→ TASK DETAILS
Return the lines below that carry the word "title".

→ DATA SECTION

- - - -

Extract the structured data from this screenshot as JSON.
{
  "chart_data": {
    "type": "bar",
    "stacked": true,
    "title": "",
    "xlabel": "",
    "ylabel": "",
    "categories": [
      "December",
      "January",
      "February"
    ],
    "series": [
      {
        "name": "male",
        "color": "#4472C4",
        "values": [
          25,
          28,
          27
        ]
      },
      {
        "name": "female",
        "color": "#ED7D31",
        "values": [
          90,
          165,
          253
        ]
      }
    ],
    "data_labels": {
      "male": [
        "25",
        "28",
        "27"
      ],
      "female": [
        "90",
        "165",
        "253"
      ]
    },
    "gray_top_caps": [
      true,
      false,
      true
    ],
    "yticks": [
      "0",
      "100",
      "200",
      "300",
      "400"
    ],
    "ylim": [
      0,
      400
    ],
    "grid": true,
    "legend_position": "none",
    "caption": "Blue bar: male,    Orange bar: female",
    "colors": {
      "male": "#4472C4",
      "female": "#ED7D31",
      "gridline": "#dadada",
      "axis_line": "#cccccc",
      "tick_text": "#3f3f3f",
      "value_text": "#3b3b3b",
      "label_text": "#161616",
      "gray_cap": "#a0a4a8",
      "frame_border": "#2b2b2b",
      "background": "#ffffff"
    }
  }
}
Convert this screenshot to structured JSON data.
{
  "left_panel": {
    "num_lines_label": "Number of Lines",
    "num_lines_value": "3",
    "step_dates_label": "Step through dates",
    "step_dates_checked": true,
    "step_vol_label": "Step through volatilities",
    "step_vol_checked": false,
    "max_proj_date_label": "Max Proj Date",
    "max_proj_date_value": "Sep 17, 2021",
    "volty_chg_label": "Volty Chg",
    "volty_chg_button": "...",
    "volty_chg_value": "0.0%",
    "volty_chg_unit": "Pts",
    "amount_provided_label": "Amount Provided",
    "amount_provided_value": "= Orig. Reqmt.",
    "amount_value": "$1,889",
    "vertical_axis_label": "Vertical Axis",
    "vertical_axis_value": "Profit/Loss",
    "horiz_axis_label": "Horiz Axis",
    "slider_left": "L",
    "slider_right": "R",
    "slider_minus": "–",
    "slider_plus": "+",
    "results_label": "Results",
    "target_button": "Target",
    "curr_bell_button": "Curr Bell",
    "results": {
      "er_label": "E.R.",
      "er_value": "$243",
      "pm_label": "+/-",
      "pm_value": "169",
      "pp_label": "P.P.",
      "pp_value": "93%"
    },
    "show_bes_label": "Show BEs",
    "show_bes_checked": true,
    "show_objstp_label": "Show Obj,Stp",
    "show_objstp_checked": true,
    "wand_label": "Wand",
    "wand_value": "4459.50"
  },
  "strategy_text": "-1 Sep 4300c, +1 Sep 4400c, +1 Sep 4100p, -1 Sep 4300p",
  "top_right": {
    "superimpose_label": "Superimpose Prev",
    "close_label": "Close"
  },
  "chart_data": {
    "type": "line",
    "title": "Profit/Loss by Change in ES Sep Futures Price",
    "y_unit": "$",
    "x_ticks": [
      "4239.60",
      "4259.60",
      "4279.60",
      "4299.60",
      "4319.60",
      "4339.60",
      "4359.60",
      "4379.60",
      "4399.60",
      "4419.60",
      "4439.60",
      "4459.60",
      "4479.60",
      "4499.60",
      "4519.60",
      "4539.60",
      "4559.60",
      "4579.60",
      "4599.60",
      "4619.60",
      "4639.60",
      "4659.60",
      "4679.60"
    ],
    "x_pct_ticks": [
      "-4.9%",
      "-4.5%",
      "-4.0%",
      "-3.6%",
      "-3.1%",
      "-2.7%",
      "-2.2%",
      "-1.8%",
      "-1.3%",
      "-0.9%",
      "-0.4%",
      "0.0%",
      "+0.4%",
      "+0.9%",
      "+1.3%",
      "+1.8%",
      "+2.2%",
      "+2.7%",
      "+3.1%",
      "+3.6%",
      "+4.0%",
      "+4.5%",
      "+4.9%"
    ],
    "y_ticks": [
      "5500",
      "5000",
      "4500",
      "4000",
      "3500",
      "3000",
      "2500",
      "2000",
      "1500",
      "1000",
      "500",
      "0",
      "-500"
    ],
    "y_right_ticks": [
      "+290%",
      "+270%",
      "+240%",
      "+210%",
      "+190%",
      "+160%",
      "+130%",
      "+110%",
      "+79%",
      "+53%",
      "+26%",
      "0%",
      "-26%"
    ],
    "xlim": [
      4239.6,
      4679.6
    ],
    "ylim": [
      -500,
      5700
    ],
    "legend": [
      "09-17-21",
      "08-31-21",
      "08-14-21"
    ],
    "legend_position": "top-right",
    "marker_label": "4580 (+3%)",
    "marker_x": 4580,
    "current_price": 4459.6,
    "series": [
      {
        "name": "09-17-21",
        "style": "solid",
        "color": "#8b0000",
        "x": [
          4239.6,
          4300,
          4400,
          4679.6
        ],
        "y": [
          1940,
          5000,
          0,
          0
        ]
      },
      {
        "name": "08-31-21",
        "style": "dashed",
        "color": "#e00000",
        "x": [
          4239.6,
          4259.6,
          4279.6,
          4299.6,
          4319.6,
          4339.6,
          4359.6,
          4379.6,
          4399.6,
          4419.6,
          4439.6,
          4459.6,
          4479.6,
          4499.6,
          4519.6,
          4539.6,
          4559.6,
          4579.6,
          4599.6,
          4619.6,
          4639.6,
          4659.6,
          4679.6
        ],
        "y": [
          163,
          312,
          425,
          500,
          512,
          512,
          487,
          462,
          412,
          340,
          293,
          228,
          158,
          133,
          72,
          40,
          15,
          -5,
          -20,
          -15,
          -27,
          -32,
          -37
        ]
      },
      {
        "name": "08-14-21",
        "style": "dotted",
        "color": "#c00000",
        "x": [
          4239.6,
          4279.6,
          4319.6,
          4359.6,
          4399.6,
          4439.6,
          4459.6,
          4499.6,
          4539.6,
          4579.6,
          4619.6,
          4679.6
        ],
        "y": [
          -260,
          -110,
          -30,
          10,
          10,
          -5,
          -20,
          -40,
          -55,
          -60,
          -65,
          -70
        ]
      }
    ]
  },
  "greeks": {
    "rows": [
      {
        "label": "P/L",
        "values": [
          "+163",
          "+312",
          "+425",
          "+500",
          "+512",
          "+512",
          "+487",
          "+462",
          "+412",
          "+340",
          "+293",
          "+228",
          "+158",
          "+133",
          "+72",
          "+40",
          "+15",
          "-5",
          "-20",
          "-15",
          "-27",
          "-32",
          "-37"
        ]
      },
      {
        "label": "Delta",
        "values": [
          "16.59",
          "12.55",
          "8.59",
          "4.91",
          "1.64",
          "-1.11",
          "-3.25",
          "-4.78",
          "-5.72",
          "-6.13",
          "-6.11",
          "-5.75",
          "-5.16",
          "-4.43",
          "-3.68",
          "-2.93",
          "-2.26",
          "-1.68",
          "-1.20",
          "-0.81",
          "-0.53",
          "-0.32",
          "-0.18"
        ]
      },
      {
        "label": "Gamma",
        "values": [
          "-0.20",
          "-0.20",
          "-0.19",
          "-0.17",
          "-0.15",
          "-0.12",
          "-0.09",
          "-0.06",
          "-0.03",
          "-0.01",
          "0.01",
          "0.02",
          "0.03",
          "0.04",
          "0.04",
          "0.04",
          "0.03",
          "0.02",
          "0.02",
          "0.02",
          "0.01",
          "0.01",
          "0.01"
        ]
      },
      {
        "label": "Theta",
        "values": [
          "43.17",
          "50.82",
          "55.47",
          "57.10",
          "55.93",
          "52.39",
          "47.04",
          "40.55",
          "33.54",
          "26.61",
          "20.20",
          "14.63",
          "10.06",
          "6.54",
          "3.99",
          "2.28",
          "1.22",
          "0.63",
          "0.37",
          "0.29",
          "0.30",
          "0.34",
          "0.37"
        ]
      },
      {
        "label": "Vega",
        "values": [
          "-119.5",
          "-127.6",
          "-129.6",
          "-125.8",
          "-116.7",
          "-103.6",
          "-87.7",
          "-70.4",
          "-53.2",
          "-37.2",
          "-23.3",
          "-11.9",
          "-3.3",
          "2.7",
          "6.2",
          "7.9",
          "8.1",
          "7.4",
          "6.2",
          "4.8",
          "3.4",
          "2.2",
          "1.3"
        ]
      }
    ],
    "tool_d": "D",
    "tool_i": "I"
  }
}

- - - -

→ EXERCISE RESPONSE
    "title": "",
    "title": "Profit/Loss by Change in ES Sep Futures Price",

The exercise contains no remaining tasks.